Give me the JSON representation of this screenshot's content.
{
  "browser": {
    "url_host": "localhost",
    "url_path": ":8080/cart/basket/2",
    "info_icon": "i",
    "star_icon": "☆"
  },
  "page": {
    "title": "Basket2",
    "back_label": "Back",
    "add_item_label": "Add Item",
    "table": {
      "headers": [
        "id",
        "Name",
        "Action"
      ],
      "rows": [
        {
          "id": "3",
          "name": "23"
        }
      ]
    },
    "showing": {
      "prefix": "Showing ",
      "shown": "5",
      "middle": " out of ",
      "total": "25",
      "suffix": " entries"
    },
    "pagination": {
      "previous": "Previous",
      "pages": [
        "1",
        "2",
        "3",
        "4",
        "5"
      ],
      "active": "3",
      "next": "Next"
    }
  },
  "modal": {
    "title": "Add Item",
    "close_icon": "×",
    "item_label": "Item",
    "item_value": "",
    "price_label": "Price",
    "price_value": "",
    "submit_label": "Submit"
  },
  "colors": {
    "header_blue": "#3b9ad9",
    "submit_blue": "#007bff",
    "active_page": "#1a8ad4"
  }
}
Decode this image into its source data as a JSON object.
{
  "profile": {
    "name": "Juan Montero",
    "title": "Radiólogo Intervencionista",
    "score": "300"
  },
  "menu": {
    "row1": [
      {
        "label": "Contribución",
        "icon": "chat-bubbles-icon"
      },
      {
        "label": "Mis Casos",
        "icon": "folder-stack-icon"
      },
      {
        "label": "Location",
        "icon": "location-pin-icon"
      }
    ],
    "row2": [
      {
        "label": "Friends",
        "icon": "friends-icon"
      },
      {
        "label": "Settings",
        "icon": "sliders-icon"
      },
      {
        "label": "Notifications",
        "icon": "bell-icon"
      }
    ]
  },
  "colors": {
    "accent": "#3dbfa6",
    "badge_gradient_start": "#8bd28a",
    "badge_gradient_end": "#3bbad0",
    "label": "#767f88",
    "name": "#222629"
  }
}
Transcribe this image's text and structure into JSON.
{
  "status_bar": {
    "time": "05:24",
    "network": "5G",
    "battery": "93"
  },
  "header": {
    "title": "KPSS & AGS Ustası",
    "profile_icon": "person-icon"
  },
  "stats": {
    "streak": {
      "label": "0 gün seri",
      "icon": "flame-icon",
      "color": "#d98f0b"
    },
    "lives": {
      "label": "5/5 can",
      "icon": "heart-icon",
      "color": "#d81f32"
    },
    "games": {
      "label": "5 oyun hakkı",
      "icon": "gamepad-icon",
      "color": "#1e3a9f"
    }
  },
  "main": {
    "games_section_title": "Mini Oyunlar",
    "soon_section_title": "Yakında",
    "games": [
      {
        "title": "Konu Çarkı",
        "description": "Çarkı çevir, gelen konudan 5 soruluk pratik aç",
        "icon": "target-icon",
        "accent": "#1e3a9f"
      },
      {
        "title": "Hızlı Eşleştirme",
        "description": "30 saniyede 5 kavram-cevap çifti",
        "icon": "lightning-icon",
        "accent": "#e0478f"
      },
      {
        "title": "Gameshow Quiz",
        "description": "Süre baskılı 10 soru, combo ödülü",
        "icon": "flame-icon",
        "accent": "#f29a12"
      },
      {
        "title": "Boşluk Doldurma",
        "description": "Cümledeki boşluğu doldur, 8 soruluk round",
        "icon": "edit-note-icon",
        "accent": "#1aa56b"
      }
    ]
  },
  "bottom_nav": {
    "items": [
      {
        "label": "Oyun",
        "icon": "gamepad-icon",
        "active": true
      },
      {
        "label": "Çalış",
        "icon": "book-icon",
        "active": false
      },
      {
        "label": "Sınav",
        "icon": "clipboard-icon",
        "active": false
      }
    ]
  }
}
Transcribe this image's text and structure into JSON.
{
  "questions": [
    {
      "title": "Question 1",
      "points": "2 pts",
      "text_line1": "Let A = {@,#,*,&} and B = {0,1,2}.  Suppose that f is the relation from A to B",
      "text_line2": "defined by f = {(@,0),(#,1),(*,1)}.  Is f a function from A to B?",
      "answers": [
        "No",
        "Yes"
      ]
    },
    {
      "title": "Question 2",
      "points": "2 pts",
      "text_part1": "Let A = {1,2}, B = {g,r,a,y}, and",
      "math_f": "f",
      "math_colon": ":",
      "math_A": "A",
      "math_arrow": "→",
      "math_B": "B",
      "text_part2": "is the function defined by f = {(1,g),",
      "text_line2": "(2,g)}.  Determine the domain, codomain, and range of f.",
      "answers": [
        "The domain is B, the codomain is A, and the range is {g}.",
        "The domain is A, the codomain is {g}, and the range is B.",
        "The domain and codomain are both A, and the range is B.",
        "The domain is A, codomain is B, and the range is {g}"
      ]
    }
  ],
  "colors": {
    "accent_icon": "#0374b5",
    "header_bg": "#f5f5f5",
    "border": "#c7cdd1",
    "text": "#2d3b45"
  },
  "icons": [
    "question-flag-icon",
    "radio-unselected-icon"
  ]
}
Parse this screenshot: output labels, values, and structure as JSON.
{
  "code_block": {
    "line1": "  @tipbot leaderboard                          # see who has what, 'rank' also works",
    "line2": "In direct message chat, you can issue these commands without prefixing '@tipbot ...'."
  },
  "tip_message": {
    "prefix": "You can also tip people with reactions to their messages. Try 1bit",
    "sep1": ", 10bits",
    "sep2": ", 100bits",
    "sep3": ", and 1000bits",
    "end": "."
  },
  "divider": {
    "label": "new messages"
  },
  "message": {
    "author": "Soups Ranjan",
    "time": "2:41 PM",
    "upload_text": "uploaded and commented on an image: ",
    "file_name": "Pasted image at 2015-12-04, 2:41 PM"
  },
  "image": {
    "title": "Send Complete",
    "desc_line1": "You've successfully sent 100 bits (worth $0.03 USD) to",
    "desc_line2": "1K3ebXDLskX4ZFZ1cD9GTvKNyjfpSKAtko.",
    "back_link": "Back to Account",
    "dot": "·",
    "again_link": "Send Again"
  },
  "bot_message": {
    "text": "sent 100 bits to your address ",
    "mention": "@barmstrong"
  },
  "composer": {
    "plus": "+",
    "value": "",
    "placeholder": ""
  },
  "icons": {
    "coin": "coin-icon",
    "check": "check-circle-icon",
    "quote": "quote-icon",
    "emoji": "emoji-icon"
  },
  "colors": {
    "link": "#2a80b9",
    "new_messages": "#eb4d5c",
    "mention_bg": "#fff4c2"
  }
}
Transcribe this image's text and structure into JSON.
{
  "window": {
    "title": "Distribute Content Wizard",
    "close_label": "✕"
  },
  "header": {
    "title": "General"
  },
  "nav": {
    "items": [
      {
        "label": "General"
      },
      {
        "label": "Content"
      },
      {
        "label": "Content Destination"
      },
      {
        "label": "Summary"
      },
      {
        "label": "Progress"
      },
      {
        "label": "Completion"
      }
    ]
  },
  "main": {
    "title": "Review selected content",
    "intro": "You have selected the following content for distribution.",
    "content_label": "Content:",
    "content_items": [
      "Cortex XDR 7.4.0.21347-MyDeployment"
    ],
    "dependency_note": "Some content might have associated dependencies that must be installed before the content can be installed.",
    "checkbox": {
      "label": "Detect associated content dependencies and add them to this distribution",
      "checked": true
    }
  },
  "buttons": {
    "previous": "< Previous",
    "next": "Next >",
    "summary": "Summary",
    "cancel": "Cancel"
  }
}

++++

▸ **Prompt**
Type out the whole listing above again, exactly as it stands.

▸ **Result for this exercise**
Give me the JSON representation of this screenshot's content.
{
  "browser": {
    "url_host": "localhost",
    "url_path": ":8080/cart/basket/2",
    "info_icon": "i",
    "star_icon": "☆"
  },
  "page": {
    "title": "Basket2",
    "back_label": "Back",
    "add_item_label": "Add Item",
    "table": {
      "headers": [
        "id",
        "Name",
        "Action"
      ],
      "rows": [
        {
          "id": "3",
          "name": "23"
        }
      ]
    },
    "showing": {
      "prefix": "Showing ",
      "shown": "5",
      "middle": " out of ",
      "total": "25",
      "suffix": " entries"
    },
    "pagination": {
      "previous": "Previous",
      "pages": [
        "1",
        "2",
        "3",
        "4",
        "5"
      ],
      "active": "3",
      "next": "Next"
    }
  },
  "modal": {
    "title": "Add Item",
    "close_icon": "×",
    "item_label": "Item",
    "item_value": "",
    "price_label": "Price",
    "price_value": "",
    "submit_label": "Submit"
  },
  "colors": {
    "header_blue": "#3b9ad9",
    "submit_blue": "#007bff",
    "active_page": "#1a8ad4"
  }
}
Decode this image into its source data as a JSON object.
{
  "profile": {
    "name": "Juan Montero",
    "title": "Radiólogo Intervencionista",
    "score": "300"
  },
  "menu": {
    "row1": [
      {
        "label": "Contribución",
        "icon": "chat-bubbles-icon"
      },
      {
        "label": "Mis Casos",
        "icon": "folder-stack-icon"
      },
      {
        "label": "Location",
        "icon": "location-pin-icon"
      }
    ],
    "row2": [
      {
        "label": "Friends",
        "icon": "friends-icon"
      },
      {
        "label": "Settings",
        "icon": "sliders-icon"
      },
      {
        "label": "Notifications",
        "icon": "bell-icon"
      }
    ]
  },
  "colors": {
    "accent": "#3dbfa6",
    "badge_gradient_start": "#8bd28a",
    "badge_gradient_end": "#3bbad0",
    "label": "#767f88",
    "name": "#222629"
  }
}
Transcribe this image's text and structure into JSON.
{
  "status_bar": {
    "time": "05:24",
    "network": "5G",
    "battery": "93"
  },
  "header": {
    "title": "KPSS & AGS Ustası",
    "profile_icon": "person-icon"
  },
  "stats": {
    "streak": {
      "label": "0 gün seri",
      "icon": "flame-icon",
      "color": "#d98f0b"
    },
    "lives": {
      "label": "5/5 can",
      "icon": "heart-icon",
      "color": "#d81f32"
    },
    "games": {
      "label": "5 oyun hakkı",
      "icon": "gamepad-icon",
      "color": "#1e3a9f"
    }
  },
  "main": {
    "games_section_title": "Mini Oyunlar",
    "soon_section_title": "Yakında",
    "games": [
      {
        "title": "Konu Çarkı",
        "description": "Çarkı çevir, gelen konudan 5 soruluk pratik aç",
        "icon": "target-icon",
        "accent": "#1e3a9f"
      },
      {
        "title": "Hızlı Eşleştirme",
        "description": "30 saniyede 5 kavram-cevap çifti",
        "icon": "lightning-icon",
        "accent": "#e0478f"
      },
      {
        "title": "Gameshow Quiz",
        "description": "Süre baskılı 10 soru, combo ödülü",
        "icon": "flame-icon",
        "accent": "#f29a12"
      },
      {
        "title": "Boşluk Doldurma",
        "description": "Cümledeki boşluğu doldur, 8 soruluk round",
        "icon": "edit-note-icon",
        "accent": "#1aa56b"
      }
    ]
  },
  "bottom_nav": {
    "items": [
      {
        "label": "Oyun",
        "icon": "gamepad-icon",
        "active": true
      },
      {
        "label": "Çalış",
        "icon": "book-icon",
        "active": false
      },
      {
        "label": "Sınav",
        "icon": "clipboard-icon",
        "active": false
      }
    ]
  }
}
Transcribe this image's text and structure into JSON.
{
  "questions": [
    {
      "title": "Question 1",
      "points": "2 pts",
      "text_line1": "Let A = {@,#,*,&} and B = {0,1,2}.  Suppose that f is the relation from A to B",
      "text_line2": "defined by f = {(@,0),(#,1),(*,1)}.  Is f a function from A to B?",
      "answers": [
        "No",
        "Yes"
      ]
    },
    {
      "title": "Question 2",
      "points": "2 pts",
      "text_part1": "Let A = {1,2}, B = {g,r,a,y}, and",
      "math_f": "f",
      "math_colon": ":",
      "math_A": "A",
      "math_arrow": "→",
      "math_B": "B",
      "text_part2": "is the function defined by f = {(1,g),",
      "text_line2": "(2,g)}.  Determine the domain, codomain, and range of f.",
      "answers": [
        "The domain is B, the codomain is A, and the range is {g}.",
        "The domain is A, the codomain is {g}, and the range is B.",
        "The domain and codomain are both A, and the range is B.",
        "The domain is A, codomain is B, and the range is {g}"
      ]
    }
  ],
  "colors": {
    "accent_icon": "#0374b5",
    "header_bg": "#f5f5f5",
    "border": "#c7cdd1",
    "text": "#2d3b45"
  },
  "icons": [
    "question-flag-icon",
    "radio-unselected-icon"
  ]
}
Parse this screenshot: output labels, values, and structure as JSON.
{
  "code_block": {
    "line1": "  @tipbot leaderboard                          # see who has what, 'rank' also works",
    "line2": "In direct message chat, you can issue these commands without prefixing '@tipbot ...'."
  },
  "tip_message": {
    "prefix": "You can also tip people with reactions to their messages. Try 1bit",
    "sep1": ", 10bits",
    "sep2": ", 100bits",
    "sep3": ", and 1000bits",
    "end": "."
  },
  "divider": {
    "label": "new messages"
  },
  "message": {
    "author": "Soups Ranjan",
    "time": "2:41 PM",
    "upload_text": "uploaded and commented on an image: ",
    "file_name": "Pasted image at 2015-12-04, 2:41 PM"
  },
  "image": {
    "title": "Send Complete",
    "desc_line1": "You've successfully sent 100 bits (worth $0.03 USD) to",
    "desc_line2": "1K3ebXDLskX4ZFZ1cD9GTvKNyjfpSKAtko.",
    "back_link": "Back to Account",
    "dot": "·",
    "again_link": "Send Again"
  },
  "bot_message": {
    "text": "sent 100 bits to your address ",
    "mention": "@barmstrong"
  },
  "composer": {
    "plus": "+",
    "value": "",
    "placeholder": ""
  },
  "icons": {
    "coin": "coin-icon",
    "check": "check-circle-icon",
    "quote": "quote-icon",
    "emoji": "emoji-icon"
  },
  "colors": {
    "link": "#2a80b9",
    "new_messages": "#eb4d5c",
    "mention_bg": "#fff4c2"
  }
}
Transcribe this image's text and structure into JSON.
{
  "window": {
    "title": "Distribute Content Wizard",
    "close_label": "✕"
  },
  "header": {
    "title": "General"
  },
  "nav": {
    "items": [
      {
        "label": "General"
      },
      {
        "label": "Content"
      },
      {
        "label": "Content Destination"
      },
      {
        "label": "Summary"
      },
      {
        "label": "Progress"
      },
      {
        "label": "Completion"
      }
    ]
  },
  "main": {
    "title": "Review selected content",
    "intro": "You have selected the following content for distribution.",
    "content_label": "Content:",
    "content_items": [
      "Cortex XDR 7.4.0.21347-MyDeployment"
    ],
    "dependency_note": "Some content might have associated dependencies that must be installed before the content can be installed.",
    "checkbox": {
      "label": "Detect associated content dependencies and add them to this distribution",
      "checked": true
    }
  },
  "buttons": {
    "previous": "< Previous",
    "next": "Next >",
    "summary": "Summary",
    "cancel": "Cancel"
  }
}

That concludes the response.